**YOUR OBJECTIVE**
Copy all lines below exactly as written. Leave pictures out.

**AVAILABLE RECORDS**
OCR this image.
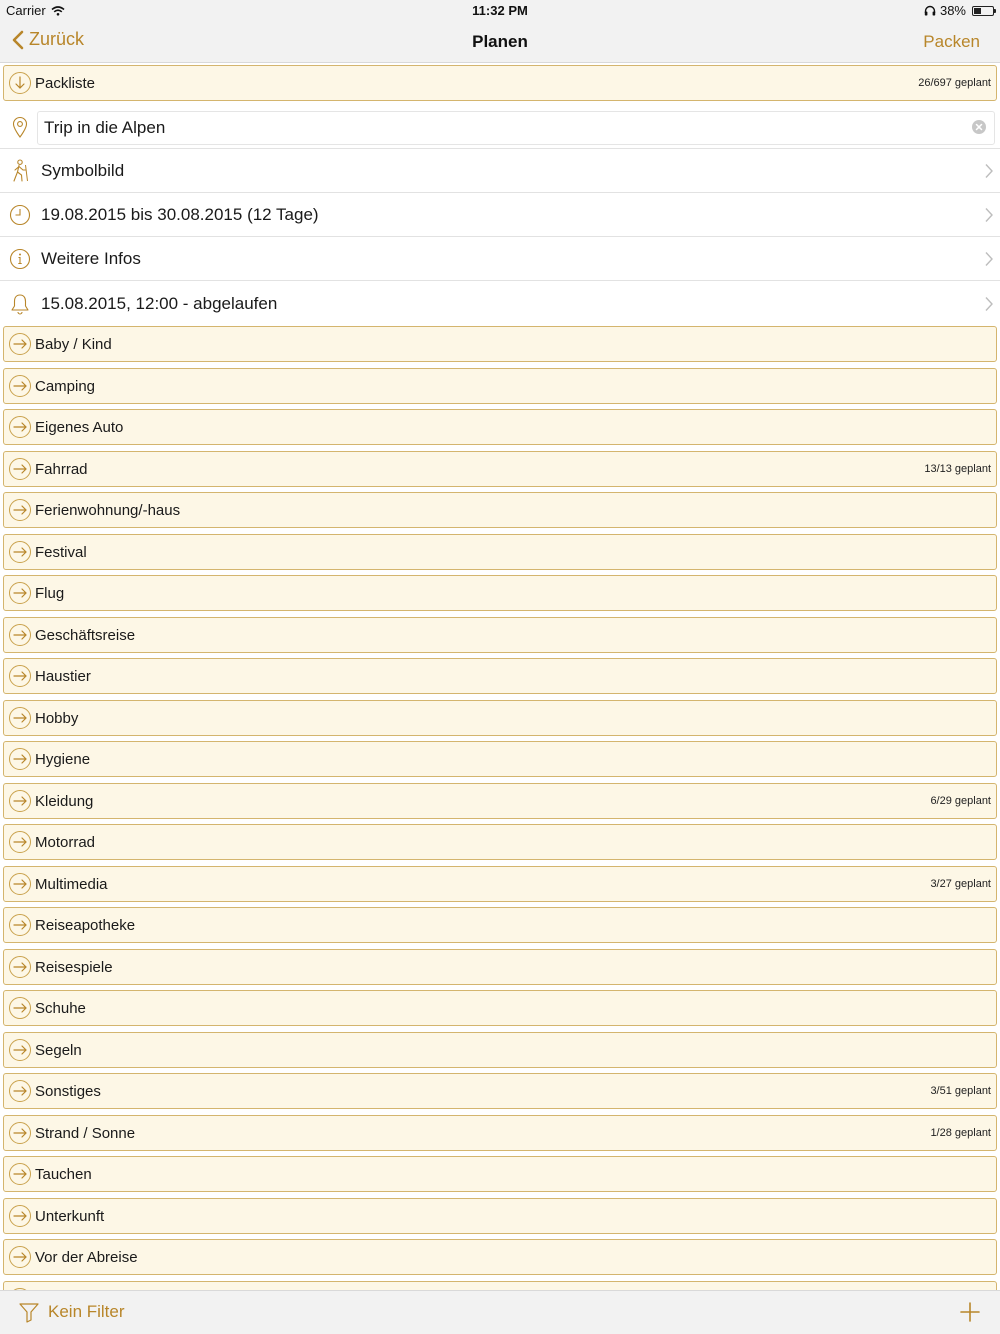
Carrier	11:32 PM	38%
Zurück	Planen	Packen
Packliste	26/697 geplant
Trip in die Alpen
Symbolbild
19.08.2015 bis 30.08.2015 (12 Tage)
Weitere Infos
15.08.2015, 12:00 - abgelaufen
Baby / Kind
Camping
Eigenes Auto
Fahrrad	13/13 geplant
Ferienwohnung/-haus
Festival
Flug
Geschäftsreise
Haustier
Hobby
Hygiene
Kleidung	6/29 geplant
Motorrad
Multimedia	3/27 geplant
Reiseapotheke
Reisespiele
Schuhe
Segeln
Sonstiges	3/51 geplant
Strand / Sonne	1/28 geplant
Tauchen
Unterkunft
Vor der Abreise
Kein Filter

**WRITTEN SOLUTION**
OCR this image.
Carrier	11:32 PM	38%
Zurück	Planen	Packen
Packliste	26/697 geplant
Trip in die Alpen
Symbolbild
19.08.2015 bis 30.08.2015 (12 Tage)
Weitere Infos
15.08.2015, 12:00 - abgelaufen
Baby / Kind
Camping
Eigenes Auto
Fahrrad	13/13 geplant
Ferienwohnung/-haus
Festival
Flug
Geschäftsreise
Haustier
Hobby
Hygiene
Kleidung	6/29 geplant
Motorrad
Multimedia	3/27 geplant
Reiseapotheke
Reisespiele
Schuhe
Segeln
Sonstiges	3/51 geplant
Strand / Sonne	1/28 geplant
Tauchen
Unterkunft
Vor der Abreise
Kein Filter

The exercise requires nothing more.